* What you should do:
Give back every line exactly as it appears, pictures excluded.

* Figure content listings:
┏━━
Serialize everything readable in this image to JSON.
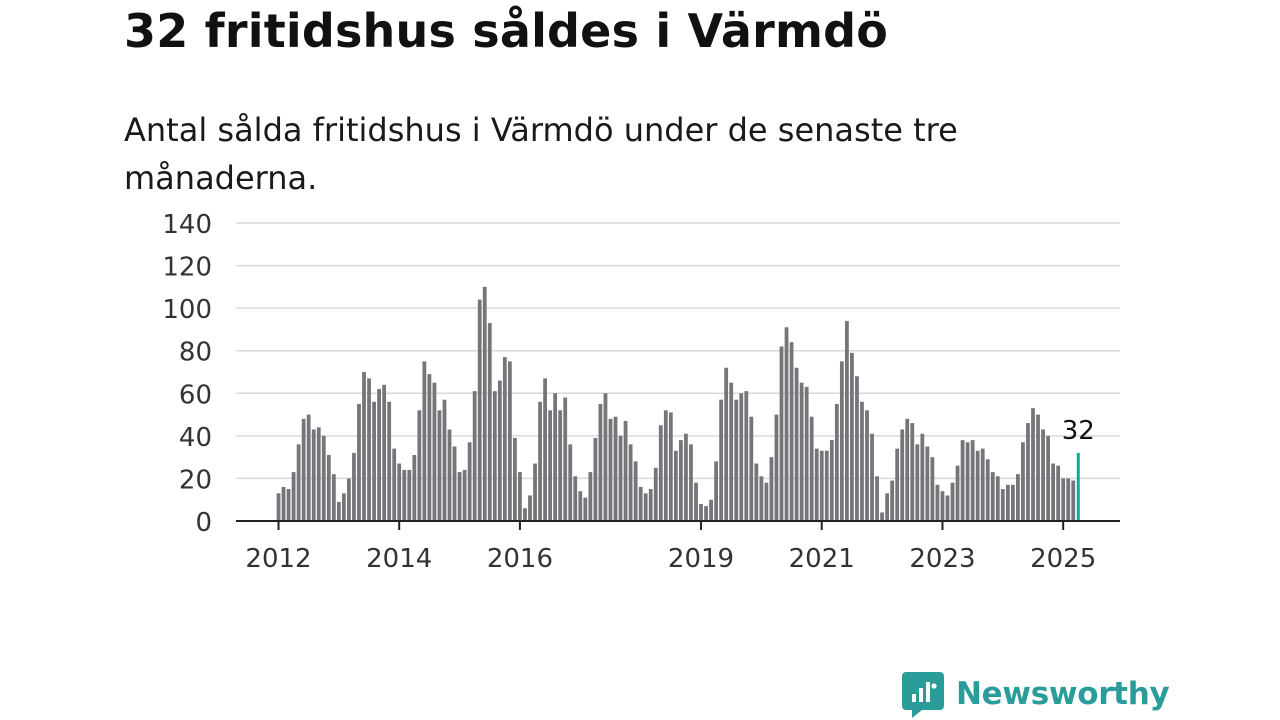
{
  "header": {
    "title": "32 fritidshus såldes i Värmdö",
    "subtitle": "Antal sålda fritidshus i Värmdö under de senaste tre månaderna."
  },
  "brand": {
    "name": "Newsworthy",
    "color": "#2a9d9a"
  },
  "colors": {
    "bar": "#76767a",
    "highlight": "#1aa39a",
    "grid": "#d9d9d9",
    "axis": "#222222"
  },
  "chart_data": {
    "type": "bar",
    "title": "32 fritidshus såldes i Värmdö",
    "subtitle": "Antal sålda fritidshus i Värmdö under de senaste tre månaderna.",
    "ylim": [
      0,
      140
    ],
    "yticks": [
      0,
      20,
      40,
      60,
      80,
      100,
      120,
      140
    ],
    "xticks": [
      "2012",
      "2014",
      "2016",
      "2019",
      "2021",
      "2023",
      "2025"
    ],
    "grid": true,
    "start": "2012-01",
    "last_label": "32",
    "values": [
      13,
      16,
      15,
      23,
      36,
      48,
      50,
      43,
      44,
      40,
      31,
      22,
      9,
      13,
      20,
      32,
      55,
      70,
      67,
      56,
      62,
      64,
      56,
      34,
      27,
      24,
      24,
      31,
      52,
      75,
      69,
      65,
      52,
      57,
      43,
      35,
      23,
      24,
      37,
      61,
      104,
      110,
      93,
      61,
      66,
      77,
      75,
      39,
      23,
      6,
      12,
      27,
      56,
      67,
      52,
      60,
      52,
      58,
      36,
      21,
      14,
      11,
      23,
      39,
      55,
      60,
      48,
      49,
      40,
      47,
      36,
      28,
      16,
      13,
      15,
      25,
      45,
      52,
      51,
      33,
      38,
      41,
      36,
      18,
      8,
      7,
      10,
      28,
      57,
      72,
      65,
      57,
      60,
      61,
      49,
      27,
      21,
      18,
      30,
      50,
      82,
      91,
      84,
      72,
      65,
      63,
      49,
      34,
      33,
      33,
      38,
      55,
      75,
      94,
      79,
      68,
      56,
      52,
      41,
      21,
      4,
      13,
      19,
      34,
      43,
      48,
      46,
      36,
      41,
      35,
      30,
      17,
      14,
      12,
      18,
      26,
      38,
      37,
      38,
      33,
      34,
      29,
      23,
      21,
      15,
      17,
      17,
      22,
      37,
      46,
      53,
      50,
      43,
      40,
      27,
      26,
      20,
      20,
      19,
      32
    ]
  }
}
┗━━
* Reply to the exercise:
Serialize everything readable in this image to JSON.
{
  "header": {
    "title": "32 fritidshus såldes i Värmdö",
    "subtitle": "Antal sålda fritidshus i Värmdö under de senaste tre månaderna."
  },
  "brand": {
    "name": "Newsworthy",
    "color": "#2a9d9a"
  },
  "colors": {
    "bar": "#76767a",
    "highlight": "#1aa39a",
    "grid": "#d9d9d9",
    "axis": "#222222"
  },
  "chart_data": {
    "type": "bar",
    "title": "32 fritidshus såldes i Värmdö",
    "subtitle": "Antal sålda fritidshus i Värmdö under de senaste tre månaderna.",
    "ylim": [
      0,
      140
    ],
    "yticks": [
      0,
      20,
      40,
      60,
      80,
      100,
      120,
      140
    ],
    "xticks": [
      "2012",
      "2014",
      "2016",
      "2019",
      "2021",
      "2023",
      "2025"
    ],
    "grid": true,
    "start": "2012-01",
    "last_label": "32",
    "values": [
      13,
      16,
      15,
      23,
      36,
      48,
      50,
      43,
      44,
      40,
      31,
      22,
      9,
      13,
      20,
      32,
      55,
      70,
      67,
      56,
      62,
      64,
      56,
      34,
      27,
      24,
      24,
      31,
      52,
      75,
      69,
      65,
      52,
      57,
      43,
      35,
      23,
      24,
      37,
      61,
      104,
      110,
      93,
      61,
      66,
      77,
      75,
      39,
      23,
      6,
      12,
      27,
      56,
      67,
      52,
      60,
      52,
      58,
      36,
      21,
      14,
      11,
      23,
      39,
      55,
      60,
      48,
      49,
      40,
      47,
      36,
      28,
      16,
      13,
      15,
      25,
      45,
      52,
      51,
      33,
      38,
      41,
      36,
      18,
      8,
      7,
      10,
      28,
      57,
      72,
      65,
      57,
      60,
      61,
      49,
      27,
      21,
      18,
      30,
      50,
      82,
      91,
      84,
      72,
      65,
      63,
      49,
      34,
      33,
      33,
      38,
      55,
      75,
      94,
      79,
      68,
      56,
      52,
      41,
      21,
      4,
      13,
      19,
      34,
      43,
      48,
      46,
      36,
      41,
      35,
      30,
      17,
      14,
      12,
      18,
      26,
      38,
      37,
      38,
      33,
      34,
      29,
      23,
      21,
      15,
      17,
      17,
      22,
      37,
      46,
      53,
      50,
      43,
      40,
      27,
      26,
      20,
      20,
      19,
      32
    ]
  }
}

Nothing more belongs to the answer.